--- START Extracted material ---

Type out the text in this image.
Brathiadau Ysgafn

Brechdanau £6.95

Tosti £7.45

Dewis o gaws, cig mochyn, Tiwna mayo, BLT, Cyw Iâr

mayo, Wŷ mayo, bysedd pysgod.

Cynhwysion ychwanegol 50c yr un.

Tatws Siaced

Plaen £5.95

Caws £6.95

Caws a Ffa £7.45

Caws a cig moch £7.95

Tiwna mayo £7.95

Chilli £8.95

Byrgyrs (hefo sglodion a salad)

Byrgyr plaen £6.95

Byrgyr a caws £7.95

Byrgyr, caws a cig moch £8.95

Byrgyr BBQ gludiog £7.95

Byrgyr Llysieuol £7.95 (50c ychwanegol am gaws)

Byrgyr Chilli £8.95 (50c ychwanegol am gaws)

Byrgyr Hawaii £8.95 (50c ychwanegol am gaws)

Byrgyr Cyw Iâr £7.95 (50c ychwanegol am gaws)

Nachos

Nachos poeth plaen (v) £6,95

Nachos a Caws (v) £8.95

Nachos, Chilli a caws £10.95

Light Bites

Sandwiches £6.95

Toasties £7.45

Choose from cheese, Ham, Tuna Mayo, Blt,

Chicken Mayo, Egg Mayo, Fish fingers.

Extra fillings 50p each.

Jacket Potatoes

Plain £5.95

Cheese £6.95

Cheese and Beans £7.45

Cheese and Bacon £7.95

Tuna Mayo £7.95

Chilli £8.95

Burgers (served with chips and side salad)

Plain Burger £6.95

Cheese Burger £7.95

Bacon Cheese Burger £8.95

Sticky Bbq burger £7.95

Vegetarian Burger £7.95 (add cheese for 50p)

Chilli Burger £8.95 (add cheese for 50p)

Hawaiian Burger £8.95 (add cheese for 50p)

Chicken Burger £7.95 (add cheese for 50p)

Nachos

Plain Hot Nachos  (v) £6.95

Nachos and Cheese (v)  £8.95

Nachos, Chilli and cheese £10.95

--- END Extracted material ---

Work to be completed:
Restate the listing above word for word.

Exercise solution:
Type out the text in this image.
Brathiadau Ysgafn

Brechdanau £6.95

Tosti £7.45

Dewis o gaws, cig mochyn, Tiwna mayo, BLT, Cyw Iâr

mayo, Wŷ mayo, bysedd pysgod.

Cynhwysion ychwanegol 50c yr un.

Tatws Siaced

Plaen £5.95

Caws £6.95

Caws a Ffa £7.45

Caws a cig moch £7.95

Tiwna mayo £7.95

Chilli £8.95

Byrgyrs (hefo sglodion a salad)

Byrgyr plaen £6.95

Byrgyr a caws £7.95

Byrgyr, caws a cig moch £8.95

Byrgyr BBQ gludiog £7.95

Byrgyr Llysieuol £7.95 (50c ychwanegol am gaws)

Byrgyr Chilli £8.95 (50c ychwanegol am gaws)

Byrgyr Hawaii £8.95 (50c ychwanegol am gaws)

Byrgyr Cyw Iâr £7.95 (50c ychwanegol am gaws)

Nachos

Nachos poeth plaen (v) £6,95

Nachos a Caws (v) £8.95

Nachos, Chilli a caws £10.95

Light Bites

Sandwiches £6.95

Toasties £7.45

Choose from cheese, Ham, Tuna Mayo, Blt,

Chicken Mayo, Egg Mayo, Fish fingers.

Extra fillings 50p each.

Jacket Potatoes

Plain £5.95

Cheese £6.95

Cheese and Beans £7.45

Cheese and Bacon £7.95

Tuna Mayo £7.95

Chilli £8.95

Burgers (served with chips and side salad)

Plain Burger £6.95

Cheese Burger £7.95

Bacon Cheese Burger £8.95

Sticky Bbq burger £7.95

Vegetarian Burger £7.95 (add cheese for 50p)

Chilli Burger £8.95 (add cheese for 50p)

Hawaiian Burger £8.95 (add cheese for 50p)

Chicken Burger £7.95 (add cheese for 50p)

Nachos

Plain Hot Nachos  (v) £6.95

Nachos and Cheese (v)  £8.95

Nachos, Chilli and cheese £10.95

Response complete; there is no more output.